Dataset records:
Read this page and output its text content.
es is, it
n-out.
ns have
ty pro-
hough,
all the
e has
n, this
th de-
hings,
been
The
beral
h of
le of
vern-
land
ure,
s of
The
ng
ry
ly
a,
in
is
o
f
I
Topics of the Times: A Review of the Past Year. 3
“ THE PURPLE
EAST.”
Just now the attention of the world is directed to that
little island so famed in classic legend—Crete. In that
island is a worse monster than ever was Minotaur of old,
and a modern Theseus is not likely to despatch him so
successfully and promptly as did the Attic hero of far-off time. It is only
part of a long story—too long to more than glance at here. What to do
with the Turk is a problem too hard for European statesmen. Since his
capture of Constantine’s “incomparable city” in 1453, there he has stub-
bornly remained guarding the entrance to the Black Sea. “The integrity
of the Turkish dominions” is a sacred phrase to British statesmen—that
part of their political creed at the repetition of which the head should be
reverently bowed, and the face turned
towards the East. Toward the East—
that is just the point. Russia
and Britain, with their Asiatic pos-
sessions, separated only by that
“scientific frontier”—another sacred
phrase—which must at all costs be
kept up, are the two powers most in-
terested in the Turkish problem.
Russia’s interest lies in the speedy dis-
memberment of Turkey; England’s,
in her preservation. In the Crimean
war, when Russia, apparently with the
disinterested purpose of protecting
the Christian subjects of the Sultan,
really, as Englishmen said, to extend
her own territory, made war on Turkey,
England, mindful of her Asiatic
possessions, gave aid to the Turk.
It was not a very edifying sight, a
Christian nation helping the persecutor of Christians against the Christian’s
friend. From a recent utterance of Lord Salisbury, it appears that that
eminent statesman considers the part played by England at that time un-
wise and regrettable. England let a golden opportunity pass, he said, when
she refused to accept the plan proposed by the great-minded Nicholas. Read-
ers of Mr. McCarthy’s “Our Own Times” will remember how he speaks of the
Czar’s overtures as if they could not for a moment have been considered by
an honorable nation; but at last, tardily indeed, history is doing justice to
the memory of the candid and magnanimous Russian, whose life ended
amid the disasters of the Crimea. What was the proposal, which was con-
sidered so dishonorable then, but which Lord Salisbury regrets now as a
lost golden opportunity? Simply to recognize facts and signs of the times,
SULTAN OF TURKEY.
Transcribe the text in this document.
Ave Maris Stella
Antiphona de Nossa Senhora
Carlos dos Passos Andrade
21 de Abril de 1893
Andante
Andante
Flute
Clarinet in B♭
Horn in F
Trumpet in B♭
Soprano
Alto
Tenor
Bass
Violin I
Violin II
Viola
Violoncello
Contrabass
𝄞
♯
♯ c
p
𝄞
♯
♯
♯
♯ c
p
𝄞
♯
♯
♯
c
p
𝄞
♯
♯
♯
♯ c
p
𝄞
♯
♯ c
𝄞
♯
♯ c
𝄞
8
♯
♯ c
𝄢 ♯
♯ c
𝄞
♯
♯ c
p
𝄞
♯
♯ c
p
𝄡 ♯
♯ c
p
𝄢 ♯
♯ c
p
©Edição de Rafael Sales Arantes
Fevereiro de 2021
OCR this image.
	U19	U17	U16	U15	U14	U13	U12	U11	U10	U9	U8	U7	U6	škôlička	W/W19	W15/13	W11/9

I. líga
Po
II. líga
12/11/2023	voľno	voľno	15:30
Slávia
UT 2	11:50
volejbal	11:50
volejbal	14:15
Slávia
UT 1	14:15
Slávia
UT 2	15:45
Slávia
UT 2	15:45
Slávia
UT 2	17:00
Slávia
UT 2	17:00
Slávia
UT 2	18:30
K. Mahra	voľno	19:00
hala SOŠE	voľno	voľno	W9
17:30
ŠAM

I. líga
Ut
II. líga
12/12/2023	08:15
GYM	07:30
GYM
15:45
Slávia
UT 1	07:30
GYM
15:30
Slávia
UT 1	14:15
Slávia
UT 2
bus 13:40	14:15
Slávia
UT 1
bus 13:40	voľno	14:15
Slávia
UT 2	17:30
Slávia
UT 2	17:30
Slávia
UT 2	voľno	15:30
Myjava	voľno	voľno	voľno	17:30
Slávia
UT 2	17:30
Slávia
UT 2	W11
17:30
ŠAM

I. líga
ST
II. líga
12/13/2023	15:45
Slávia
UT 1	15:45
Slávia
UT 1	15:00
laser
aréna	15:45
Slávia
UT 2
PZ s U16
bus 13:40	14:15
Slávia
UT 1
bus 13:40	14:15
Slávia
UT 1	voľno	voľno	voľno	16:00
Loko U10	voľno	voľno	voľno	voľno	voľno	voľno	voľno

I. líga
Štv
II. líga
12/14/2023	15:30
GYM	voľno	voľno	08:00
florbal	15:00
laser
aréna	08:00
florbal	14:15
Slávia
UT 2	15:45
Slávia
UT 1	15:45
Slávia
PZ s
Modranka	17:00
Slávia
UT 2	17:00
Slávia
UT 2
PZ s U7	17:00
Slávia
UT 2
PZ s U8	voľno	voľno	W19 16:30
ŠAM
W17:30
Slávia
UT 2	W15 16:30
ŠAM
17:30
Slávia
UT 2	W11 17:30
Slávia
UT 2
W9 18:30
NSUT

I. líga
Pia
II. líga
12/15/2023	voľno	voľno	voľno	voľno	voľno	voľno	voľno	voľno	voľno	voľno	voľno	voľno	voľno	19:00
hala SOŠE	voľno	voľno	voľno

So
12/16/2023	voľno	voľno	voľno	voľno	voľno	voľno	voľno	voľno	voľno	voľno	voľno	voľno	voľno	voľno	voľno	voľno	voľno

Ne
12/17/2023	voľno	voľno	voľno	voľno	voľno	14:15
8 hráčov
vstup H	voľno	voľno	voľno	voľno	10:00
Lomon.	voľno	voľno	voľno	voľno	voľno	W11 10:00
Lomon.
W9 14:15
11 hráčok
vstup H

## What to produce
Find the string "nation" in the listing and return every line that holds it.

## Exercise output
Christian nation helping the persecutor of Christians against the Christian’s
an honorable nation; but at last, tardily indeed, history is doing justice to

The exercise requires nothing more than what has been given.